» **Dataset rows**
--------------------

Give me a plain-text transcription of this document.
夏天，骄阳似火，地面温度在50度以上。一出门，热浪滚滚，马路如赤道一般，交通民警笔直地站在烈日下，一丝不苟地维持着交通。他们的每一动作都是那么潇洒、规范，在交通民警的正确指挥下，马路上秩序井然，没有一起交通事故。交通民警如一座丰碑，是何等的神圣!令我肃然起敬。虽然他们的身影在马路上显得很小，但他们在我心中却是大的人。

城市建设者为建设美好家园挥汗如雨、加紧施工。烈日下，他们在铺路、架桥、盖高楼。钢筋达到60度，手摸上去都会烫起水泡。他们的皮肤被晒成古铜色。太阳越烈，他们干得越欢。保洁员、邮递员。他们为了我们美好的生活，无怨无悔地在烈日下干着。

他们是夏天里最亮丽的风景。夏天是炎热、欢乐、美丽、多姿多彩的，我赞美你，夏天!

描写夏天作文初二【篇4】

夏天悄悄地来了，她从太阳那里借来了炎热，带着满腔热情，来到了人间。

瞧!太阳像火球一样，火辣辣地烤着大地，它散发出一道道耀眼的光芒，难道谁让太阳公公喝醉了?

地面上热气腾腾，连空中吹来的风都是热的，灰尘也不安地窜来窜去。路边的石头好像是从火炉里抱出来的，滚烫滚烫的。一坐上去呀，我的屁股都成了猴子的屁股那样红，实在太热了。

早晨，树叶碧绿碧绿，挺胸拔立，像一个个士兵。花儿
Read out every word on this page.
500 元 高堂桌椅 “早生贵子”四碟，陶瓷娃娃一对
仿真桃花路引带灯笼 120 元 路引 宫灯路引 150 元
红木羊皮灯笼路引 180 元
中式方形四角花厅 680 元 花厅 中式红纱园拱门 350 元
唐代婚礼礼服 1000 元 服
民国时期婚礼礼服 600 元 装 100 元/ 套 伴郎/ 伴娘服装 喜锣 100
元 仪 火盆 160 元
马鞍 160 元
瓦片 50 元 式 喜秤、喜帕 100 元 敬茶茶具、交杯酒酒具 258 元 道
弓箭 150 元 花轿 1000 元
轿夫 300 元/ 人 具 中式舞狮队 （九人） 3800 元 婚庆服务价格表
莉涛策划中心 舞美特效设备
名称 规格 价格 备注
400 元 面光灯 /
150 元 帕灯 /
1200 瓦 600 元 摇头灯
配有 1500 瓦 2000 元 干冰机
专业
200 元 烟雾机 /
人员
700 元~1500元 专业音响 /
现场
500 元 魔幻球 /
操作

--------------------

Report the number of lines of the listing above that hold the string "this", with no other text.

2